Dataset rows about figures:
__________________________________________________

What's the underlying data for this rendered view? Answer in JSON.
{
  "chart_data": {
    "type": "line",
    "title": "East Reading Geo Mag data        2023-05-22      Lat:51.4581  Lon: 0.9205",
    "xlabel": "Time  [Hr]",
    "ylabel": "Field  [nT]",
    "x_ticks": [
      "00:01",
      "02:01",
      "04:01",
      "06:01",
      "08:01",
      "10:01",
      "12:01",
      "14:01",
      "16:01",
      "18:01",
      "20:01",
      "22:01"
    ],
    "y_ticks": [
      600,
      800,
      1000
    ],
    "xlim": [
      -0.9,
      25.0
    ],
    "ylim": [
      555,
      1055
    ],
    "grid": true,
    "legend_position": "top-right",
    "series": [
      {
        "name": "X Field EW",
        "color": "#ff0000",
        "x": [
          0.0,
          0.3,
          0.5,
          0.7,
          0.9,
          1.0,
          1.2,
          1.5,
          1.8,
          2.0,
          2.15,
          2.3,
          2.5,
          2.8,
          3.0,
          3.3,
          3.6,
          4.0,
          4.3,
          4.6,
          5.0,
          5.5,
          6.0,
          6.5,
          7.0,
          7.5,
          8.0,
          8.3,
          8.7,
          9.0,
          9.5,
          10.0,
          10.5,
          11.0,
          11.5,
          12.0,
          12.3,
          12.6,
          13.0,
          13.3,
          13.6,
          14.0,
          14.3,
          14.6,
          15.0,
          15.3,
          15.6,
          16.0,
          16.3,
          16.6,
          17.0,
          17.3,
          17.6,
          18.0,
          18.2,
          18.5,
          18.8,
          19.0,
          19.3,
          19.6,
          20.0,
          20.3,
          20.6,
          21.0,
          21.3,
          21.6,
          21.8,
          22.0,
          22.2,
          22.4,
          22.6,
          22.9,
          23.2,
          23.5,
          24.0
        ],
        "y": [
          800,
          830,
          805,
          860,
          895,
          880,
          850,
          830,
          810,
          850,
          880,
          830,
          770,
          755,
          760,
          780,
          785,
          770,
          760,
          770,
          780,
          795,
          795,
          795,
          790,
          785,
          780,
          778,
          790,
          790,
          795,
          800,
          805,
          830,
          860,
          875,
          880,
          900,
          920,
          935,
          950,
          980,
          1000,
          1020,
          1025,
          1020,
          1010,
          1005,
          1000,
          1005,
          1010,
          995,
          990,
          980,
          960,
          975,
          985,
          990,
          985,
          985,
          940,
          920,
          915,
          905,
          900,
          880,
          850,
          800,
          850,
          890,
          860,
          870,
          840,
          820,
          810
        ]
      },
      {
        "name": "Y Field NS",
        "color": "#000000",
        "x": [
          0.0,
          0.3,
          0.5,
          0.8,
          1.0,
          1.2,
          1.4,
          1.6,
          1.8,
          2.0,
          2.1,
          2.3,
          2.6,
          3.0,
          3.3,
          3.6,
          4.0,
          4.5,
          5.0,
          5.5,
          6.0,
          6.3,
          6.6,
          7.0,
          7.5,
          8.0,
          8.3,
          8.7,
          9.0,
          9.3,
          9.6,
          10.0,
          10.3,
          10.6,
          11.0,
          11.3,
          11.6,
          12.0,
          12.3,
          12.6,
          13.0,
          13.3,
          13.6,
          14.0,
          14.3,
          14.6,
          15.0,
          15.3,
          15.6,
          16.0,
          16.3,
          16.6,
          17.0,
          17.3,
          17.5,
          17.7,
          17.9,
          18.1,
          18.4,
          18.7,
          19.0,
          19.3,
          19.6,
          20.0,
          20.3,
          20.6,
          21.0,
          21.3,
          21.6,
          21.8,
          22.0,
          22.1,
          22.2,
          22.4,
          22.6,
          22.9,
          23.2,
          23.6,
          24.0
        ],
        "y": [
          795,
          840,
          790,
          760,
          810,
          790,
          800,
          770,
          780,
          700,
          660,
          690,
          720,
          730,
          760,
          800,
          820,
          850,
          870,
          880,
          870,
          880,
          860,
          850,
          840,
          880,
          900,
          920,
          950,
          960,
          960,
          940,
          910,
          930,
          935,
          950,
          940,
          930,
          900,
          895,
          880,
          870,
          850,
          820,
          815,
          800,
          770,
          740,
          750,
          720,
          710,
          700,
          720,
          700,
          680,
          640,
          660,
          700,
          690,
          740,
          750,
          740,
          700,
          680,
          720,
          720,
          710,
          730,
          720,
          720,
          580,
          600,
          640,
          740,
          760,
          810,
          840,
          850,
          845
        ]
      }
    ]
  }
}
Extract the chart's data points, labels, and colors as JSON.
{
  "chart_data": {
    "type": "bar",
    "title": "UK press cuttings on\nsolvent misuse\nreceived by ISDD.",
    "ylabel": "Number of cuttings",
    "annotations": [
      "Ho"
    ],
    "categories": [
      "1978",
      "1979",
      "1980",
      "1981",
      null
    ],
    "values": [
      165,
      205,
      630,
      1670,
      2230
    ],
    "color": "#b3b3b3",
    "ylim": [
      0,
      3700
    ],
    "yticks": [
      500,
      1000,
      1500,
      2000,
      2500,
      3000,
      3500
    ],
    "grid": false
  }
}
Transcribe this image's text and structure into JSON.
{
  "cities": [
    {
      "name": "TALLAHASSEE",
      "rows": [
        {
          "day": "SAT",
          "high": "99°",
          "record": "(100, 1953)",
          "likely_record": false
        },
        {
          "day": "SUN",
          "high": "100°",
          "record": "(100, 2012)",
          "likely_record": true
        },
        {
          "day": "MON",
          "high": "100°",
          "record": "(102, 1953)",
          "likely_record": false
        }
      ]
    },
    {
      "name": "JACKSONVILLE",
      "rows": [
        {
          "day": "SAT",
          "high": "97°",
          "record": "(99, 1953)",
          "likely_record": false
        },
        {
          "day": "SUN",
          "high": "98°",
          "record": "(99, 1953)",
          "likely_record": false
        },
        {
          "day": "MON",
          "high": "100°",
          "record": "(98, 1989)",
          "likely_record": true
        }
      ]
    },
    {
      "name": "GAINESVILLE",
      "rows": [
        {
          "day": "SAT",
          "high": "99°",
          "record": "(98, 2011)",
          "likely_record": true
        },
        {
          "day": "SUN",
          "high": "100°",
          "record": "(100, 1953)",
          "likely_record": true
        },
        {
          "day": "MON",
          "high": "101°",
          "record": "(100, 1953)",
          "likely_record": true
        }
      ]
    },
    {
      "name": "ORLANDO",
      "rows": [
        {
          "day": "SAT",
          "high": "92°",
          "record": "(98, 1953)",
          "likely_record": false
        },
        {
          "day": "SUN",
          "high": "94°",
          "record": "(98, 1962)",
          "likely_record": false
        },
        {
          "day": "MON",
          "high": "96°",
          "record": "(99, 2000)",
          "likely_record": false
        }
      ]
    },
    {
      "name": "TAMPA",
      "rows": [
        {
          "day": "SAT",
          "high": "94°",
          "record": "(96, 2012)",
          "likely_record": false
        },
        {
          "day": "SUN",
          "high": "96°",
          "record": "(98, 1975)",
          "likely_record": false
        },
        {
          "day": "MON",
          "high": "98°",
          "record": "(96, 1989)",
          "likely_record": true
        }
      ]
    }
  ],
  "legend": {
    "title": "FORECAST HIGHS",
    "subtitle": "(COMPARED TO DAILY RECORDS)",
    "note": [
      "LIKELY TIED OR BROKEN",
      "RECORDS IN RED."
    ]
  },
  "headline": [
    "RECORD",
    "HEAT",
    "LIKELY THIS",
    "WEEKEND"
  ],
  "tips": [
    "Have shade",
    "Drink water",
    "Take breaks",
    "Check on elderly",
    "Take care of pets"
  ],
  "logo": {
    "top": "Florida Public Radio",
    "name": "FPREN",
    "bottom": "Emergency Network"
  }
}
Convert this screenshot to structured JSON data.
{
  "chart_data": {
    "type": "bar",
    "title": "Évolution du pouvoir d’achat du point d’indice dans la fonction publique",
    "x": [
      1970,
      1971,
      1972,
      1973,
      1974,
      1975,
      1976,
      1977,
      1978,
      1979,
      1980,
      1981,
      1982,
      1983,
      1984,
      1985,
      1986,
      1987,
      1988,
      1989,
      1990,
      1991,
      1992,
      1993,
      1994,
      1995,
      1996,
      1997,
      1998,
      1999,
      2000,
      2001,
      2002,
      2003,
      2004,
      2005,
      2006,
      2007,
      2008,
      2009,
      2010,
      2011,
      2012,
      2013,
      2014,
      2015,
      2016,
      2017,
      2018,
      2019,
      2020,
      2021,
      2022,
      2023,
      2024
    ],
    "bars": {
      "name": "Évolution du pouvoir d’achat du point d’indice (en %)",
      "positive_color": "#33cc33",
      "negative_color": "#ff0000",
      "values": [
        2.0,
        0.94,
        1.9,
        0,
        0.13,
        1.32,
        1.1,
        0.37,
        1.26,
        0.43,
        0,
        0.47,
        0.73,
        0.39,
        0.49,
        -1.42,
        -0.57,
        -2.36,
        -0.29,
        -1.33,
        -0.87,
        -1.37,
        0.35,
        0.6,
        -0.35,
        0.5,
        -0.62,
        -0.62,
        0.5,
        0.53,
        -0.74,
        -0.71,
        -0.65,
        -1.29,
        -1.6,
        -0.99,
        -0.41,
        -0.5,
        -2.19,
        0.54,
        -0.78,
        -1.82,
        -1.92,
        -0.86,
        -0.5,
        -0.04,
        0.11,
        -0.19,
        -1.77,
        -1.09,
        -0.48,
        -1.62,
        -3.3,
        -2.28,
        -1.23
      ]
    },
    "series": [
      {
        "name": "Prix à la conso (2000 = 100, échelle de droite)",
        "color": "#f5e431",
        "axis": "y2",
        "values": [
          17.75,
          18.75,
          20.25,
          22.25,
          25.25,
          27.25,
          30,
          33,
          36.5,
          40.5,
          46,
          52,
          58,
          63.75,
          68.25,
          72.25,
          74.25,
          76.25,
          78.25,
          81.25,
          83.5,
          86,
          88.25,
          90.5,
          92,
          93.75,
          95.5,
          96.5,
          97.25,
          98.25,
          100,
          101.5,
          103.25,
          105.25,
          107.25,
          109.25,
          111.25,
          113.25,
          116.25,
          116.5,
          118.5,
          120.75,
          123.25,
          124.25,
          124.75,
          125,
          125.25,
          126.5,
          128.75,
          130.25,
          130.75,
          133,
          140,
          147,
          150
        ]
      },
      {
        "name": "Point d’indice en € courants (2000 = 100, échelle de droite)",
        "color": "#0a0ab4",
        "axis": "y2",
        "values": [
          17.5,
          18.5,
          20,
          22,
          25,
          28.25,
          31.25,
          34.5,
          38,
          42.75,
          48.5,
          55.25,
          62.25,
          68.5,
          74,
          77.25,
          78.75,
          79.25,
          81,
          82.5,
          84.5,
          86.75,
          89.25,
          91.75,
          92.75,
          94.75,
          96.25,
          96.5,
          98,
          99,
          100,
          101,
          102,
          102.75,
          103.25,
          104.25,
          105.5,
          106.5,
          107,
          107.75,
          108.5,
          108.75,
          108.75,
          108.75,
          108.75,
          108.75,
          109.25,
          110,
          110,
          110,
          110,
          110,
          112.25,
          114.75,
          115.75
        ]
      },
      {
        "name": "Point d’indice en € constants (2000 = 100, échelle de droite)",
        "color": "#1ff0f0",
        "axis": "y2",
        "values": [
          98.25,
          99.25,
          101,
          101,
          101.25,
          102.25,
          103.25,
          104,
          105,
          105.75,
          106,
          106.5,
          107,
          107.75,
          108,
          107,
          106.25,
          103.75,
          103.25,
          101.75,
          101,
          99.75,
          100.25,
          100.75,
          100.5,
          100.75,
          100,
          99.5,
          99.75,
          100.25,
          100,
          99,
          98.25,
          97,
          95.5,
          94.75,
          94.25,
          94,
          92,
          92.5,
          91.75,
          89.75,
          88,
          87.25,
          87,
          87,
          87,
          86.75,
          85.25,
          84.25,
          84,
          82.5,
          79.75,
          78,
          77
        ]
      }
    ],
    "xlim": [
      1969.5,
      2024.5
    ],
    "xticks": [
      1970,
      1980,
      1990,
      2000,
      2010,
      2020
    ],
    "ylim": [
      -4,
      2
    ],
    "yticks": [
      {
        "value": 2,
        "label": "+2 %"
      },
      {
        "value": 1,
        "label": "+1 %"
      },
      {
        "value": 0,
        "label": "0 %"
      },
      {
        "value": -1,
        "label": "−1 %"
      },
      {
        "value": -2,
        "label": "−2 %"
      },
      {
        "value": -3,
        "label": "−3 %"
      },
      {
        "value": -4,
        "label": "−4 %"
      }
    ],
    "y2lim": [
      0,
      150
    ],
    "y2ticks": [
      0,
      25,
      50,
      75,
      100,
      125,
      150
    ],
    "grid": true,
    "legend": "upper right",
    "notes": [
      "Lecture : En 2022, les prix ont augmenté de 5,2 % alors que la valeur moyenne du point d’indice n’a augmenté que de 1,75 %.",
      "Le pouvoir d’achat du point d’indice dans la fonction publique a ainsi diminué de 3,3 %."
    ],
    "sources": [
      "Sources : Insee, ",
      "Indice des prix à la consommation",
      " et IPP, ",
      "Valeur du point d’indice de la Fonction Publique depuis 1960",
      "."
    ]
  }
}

__________________________________________________

— PROBLEM STATEMENT —
State how many lines of the listing above include the word "dans". Give nothing but the number.

— RESPONSE —
2